Output solely the number of lines containing the string "SMBB".

**Dataset records**
# # #

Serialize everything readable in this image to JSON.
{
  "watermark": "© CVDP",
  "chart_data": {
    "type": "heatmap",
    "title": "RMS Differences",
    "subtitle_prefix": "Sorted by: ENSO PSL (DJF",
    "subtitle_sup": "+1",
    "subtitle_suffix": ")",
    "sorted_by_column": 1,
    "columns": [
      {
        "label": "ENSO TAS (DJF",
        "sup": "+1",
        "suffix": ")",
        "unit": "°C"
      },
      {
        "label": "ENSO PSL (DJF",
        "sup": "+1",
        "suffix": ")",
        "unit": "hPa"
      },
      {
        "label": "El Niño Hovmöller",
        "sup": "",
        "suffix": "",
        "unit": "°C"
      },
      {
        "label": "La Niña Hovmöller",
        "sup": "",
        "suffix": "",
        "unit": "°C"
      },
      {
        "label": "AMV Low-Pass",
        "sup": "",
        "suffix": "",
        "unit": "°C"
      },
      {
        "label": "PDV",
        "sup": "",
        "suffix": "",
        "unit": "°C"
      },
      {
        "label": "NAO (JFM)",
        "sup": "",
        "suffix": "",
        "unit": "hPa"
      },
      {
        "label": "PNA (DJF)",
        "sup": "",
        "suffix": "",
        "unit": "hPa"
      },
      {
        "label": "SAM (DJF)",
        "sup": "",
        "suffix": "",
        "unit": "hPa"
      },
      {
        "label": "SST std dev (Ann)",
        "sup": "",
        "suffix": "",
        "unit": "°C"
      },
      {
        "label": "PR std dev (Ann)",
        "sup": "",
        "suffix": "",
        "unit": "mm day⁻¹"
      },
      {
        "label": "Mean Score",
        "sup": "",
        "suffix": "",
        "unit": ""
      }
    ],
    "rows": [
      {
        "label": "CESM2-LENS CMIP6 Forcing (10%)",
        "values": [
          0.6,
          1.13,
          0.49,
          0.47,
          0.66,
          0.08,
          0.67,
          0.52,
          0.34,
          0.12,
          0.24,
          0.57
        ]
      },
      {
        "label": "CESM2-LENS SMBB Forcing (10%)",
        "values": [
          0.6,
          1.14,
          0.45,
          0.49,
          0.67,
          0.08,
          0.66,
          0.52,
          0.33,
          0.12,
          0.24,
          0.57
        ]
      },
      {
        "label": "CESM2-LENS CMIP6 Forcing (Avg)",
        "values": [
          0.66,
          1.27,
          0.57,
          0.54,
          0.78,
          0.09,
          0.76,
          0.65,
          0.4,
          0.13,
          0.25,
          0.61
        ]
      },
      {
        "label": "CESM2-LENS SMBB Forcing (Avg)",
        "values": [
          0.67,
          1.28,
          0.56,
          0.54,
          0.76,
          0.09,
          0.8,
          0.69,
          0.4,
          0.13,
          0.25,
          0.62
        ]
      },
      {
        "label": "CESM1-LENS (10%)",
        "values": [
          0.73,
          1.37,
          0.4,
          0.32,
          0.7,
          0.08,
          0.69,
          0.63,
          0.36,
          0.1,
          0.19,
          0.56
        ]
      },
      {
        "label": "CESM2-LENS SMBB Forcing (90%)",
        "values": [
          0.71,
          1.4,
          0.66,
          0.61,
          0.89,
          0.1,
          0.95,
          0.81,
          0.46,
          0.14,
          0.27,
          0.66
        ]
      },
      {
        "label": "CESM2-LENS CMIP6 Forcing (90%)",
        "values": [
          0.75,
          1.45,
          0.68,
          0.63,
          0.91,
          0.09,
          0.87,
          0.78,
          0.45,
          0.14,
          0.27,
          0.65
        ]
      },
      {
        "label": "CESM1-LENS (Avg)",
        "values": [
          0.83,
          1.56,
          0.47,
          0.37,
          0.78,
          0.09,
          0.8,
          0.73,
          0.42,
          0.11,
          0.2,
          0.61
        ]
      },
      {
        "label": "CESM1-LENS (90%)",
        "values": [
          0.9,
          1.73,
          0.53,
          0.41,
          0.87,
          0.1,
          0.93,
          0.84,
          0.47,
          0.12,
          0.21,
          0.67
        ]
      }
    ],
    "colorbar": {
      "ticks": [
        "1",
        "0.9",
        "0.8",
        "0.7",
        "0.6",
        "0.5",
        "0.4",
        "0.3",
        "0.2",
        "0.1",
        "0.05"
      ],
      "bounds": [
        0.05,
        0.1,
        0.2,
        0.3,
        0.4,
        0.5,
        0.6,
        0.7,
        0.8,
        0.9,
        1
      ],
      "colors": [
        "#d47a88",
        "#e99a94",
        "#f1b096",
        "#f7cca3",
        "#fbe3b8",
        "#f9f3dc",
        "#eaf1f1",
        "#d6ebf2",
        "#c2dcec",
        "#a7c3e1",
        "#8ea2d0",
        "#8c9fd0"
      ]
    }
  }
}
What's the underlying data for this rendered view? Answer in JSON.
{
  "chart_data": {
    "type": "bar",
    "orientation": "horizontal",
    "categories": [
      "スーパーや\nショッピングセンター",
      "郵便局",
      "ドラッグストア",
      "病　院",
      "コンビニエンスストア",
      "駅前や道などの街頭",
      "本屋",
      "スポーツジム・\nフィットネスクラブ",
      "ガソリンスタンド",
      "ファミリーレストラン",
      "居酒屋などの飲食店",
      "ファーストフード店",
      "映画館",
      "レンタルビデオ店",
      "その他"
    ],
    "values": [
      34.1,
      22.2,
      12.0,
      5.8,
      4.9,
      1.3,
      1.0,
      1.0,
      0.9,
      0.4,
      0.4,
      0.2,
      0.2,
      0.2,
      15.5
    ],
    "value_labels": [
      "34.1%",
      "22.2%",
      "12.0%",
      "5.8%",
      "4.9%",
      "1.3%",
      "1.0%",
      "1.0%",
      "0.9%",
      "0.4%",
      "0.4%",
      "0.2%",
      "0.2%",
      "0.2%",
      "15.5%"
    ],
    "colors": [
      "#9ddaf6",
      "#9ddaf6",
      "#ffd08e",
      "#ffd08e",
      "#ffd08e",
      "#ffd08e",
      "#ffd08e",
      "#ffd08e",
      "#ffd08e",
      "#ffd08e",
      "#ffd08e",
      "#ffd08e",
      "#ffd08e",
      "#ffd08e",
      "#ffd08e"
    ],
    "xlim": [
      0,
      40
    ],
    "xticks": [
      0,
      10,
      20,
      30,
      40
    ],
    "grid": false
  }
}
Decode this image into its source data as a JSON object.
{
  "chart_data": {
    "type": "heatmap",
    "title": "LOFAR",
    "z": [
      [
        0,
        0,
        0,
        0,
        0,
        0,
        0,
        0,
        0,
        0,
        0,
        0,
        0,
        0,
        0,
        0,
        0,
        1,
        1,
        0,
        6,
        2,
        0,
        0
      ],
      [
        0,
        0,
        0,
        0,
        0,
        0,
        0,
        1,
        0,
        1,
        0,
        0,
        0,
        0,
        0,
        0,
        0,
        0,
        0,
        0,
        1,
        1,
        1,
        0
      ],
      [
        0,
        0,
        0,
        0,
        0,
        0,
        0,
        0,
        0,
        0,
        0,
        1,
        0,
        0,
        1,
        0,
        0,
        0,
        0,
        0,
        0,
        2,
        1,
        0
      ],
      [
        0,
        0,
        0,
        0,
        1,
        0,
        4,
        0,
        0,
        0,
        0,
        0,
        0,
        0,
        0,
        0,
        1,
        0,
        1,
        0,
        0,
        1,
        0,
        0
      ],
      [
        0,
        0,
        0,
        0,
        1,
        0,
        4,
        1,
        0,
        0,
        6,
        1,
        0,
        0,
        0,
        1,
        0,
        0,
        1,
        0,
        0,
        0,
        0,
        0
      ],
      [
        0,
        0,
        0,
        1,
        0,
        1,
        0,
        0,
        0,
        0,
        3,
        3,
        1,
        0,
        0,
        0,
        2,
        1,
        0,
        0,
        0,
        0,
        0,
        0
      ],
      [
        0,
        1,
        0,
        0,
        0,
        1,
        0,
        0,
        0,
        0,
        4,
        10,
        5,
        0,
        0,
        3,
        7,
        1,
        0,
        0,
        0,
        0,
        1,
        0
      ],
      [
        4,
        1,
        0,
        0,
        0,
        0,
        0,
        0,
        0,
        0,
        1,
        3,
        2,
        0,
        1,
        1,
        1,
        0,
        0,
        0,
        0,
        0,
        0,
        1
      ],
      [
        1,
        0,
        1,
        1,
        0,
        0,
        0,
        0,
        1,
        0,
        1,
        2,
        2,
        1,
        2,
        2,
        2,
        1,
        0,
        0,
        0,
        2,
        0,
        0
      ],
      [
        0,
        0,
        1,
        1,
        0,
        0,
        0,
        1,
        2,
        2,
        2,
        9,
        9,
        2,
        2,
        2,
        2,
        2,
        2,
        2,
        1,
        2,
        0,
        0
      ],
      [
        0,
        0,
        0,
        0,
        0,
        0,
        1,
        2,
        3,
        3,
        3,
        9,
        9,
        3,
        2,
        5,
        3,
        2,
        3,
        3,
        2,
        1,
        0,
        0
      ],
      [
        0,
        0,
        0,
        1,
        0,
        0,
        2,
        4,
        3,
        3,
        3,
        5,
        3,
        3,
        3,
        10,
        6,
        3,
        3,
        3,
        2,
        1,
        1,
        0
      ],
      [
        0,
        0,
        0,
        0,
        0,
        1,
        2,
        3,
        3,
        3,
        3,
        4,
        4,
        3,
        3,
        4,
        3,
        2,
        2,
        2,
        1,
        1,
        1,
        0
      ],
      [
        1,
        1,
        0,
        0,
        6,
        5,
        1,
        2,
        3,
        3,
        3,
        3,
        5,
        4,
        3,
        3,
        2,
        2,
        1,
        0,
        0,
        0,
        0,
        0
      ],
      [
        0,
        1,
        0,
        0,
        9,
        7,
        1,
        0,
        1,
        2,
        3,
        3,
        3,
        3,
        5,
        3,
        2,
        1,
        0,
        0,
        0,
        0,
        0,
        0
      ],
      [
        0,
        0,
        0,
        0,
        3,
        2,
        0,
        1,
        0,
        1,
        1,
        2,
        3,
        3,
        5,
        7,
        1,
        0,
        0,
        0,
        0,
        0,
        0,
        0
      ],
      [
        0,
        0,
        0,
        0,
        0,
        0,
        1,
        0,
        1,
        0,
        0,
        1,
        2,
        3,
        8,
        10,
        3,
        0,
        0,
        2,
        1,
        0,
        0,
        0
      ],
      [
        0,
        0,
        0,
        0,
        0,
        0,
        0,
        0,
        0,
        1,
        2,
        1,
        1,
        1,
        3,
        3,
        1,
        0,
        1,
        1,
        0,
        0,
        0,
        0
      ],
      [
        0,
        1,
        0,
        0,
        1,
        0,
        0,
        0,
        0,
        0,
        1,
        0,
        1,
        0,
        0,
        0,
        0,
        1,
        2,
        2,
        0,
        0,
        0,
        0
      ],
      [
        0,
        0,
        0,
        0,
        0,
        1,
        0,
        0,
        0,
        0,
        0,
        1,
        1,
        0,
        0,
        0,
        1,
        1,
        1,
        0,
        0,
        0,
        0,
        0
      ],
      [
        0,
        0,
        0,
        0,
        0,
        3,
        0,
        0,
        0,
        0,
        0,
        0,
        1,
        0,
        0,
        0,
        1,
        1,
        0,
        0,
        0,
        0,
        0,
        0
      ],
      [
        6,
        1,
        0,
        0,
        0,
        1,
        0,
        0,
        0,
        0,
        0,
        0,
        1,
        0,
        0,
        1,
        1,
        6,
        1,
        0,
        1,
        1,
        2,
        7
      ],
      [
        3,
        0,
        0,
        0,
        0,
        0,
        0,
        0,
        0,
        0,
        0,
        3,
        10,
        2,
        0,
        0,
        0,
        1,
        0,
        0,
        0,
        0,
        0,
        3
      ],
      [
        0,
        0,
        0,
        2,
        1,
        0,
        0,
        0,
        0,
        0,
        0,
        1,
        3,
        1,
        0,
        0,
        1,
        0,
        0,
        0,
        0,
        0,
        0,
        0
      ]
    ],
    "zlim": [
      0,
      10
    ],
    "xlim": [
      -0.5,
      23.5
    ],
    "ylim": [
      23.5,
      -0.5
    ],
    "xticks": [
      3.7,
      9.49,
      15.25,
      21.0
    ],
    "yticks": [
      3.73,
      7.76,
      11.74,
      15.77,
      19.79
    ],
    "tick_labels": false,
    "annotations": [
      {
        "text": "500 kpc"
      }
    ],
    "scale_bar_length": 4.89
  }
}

# # #

**TASK RESULT**
3